(Items from a figure collection)
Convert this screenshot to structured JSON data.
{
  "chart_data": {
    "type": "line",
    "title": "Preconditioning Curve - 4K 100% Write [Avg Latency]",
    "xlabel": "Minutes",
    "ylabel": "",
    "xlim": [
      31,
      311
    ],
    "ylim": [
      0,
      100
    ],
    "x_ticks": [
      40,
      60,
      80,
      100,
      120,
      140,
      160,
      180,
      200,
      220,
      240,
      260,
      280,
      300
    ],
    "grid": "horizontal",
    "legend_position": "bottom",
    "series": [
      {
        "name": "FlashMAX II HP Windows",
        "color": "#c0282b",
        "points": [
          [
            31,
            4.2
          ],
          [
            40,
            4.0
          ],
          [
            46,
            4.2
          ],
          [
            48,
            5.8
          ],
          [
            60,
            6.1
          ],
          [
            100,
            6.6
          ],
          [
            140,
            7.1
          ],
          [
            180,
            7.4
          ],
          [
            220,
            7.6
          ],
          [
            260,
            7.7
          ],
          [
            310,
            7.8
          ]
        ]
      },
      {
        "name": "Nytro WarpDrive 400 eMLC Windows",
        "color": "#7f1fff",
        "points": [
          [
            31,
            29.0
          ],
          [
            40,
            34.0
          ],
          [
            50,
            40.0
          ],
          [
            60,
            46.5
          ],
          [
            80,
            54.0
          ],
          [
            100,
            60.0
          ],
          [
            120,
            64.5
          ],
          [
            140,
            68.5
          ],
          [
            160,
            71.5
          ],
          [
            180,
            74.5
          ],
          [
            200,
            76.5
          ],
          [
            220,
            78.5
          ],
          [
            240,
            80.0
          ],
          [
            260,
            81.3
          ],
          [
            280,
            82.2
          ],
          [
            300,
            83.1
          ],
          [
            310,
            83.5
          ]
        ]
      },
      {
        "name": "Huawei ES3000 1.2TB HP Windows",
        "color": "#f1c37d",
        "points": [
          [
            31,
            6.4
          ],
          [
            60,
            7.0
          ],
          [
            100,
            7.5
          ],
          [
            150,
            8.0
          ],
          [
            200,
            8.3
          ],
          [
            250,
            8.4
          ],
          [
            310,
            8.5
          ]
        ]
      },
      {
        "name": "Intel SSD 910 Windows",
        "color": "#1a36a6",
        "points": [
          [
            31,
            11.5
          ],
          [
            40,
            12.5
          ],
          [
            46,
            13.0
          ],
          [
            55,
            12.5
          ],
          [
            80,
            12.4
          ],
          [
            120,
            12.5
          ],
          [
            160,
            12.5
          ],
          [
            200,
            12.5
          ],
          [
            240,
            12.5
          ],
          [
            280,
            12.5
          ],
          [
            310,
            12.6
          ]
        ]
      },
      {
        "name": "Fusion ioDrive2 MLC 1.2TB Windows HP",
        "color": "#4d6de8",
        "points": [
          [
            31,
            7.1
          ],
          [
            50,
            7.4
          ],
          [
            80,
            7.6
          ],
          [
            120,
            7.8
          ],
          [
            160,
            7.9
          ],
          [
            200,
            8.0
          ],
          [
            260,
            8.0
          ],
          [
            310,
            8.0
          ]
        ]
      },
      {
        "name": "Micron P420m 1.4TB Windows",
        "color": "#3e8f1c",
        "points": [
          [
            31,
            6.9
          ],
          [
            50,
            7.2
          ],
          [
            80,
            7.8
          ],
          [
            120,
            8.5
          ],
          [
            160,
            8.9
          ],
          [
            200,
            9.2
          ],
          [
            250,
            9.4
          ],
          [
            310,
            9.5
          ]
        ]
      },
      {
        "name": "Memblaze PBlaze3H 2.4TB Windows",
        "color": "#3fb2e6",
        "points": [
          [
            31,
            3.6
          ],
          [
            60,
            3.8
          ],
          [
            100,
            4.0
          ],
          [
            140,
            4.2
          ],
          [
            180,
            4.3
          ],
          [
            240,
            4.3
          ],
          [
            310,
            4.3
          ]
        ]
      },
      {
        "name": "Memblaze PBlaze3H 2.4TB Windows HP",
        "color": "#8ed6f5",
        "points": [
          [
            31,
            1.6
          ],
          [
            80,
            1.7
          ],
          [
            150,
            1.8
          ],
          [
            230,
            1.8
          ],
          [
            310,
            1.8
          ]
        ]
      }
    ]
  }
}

• _EXERCISE INSTRUCTIONS_: Please output the complete data exactly.

• _EXPECTED ANSWER_:
Convert this screenshot to structured JSON data.
{
  "chart_data": {
    "type": "line",
    "title": "Preconditioning Curve - 4K 100% Write [Avg Latency]",
    "xlabel": "Minutes",
    "ylabel": "",
    "xlim": [
      31,
      311
    ],
    "ylim": [
      0,
      100
    ],
    "x_ticks": [
      40,
      60,
      80,
      100,
      120,
      140,
      160,
      180,
      200,
      220,
      240,
      260,
      280,
      300
    ],
    "grid": "horizontal",
    "legend_position": "bottom",
    "series": [
      {
        "name": "FlashMAX II HP Windows",
        "color": "#c0282b",
        "points": [
          [
            31,
            4.2
          ],
          [
            40,
            4.0
          ],
          [
            46,
            4.2
          ],
          [
            48,
            5.8
          ],
          [
            60,
            6.1
          ],
          [
            100,
            6.6
          ],
          [
            140,
            7.1
          ],
          [
            180,
            7.4
          ],
          [
            220,
            7.6
          ],
          [
            260,
            7.7
          ],
          [
            310,
            7.8
          ]
        ]
      },
      {
        "name": "Nytro WarpDrive 400 eMLC Windows",
        "color": "#7f1fff",
        "points": [
          [
            31,
            29.0
          ],
          [
            40,
            34.0
          ],
          [
            50,
            40.0
          ],
          [
            60,
            46.5
          ],
          [
            80,
            54.0
          ],
          [
            100,
            60.0
          ],
          [
            120,
            64.5
          ],
          [
            140,
            68.5
          ],
          [
            160,
            71.5
          ],
          [
            180,
            74.5
          ],
          [
            200,
            76.5
          ],
          [
            220,
            78.5
          ],
          [
            240,
            80.0
          ],
          [
            260,
            81.3
          ],
          [
            280,
            82.2
          ],
          [
            300,
            83.1
          ],
          [
            310,
            83.5
          ]
        ]
      },
      {
        "name": "Huawei ES3000 1.2TB HP Windows",
        "color": "#f1c37d",
        "points": [
          [
            31,
            6.4
          ],
          [
            60,
            7.0
          ],
          [
            100,
            7.5
          ],
          [
            150,
            8.0
          ],
          [
            200,
            8.3
          ],
          [
            250,
            8.4
          ],
          [
            310,
            8.5
          ]
        ]
      },
      {
        "name": "Intel SSD 910 Windows",
        "color": "#1a36a6",
        "points": [
          [
            31,
            11.5
          ],
          [
            40,
            12.5
          ],
          [
            46,
            13.0
          ],
          [
            55,
            12.5
          ],
          [
            80,
            12.4
          ],
          [
            120,
            12.5
          ],
          [
            160,
            12.5
          ],
          [
            200,
            12.5
          ],
          [
            240,
            12.5
          ],
          [
            280,
            12.5
          ],
          [
            310,
            12.6
          ]
        ]
      },
      {
        "name": "Fusion ioDrive2 MLC 1.2TB Windows HP",
        "color": "#4d6de8",
        "points": [
          [
            31,
            7.1
          ],
          [
            50,
            7.4
          ],
          [
            80,
            7.6
          ],
          [
            120,
            7.8
          ],
          [
            160,
            7.9
          ],
          [
            200,
            8.0
          ],
          [
            260,
            8.0
          ],
          [
            310,
            8.0
          ]
        ]
      },
      {
        "name": "Micron P420m 1.4TB Windows",
        "color": "#3e8f1c",
        "points": [
          [
            31,
            6.9
          ],
          [
            50,
            7.2
          ],
          [
            80,
            7.8
          ],
          [
            120,
            8.5
          ],
          [
            160,
            8.9
          ],
          [
            200,
            9.2
          ],
          [
            250,
            9.4
          ],
          [
            310,
            9.5
          ]
        ]
      },
      {
        "name": "Memblaze PBlaze3H 2.4TB Windows",
        "color": "#3fb2e6",
        "points": [
          [
            31,
            3.6
          ],
          [
            60,
            3.8
          ],
          [
            100,
            4.0
          ],
          [
            140,
            4.2
          ],
          [
            180,
            4.3
          ],
          [
            240,
            4.3
          ],
          [
            310,
            4.3
          ]
        ]
      },
      {
        "name": "Memblaze PBlaze3H 2.4TB Windows HP",
        "color": "#8ed6f5",
        "points": [
          [
            31,
            1.6
          ],
          [
            80,
            1.7
          ],
          [
            150,
            1.8
          ],
          [
            230,
            1.8
          ],
          [
            310,
            1.8
          ]
        ]
      }
    ]
  }
}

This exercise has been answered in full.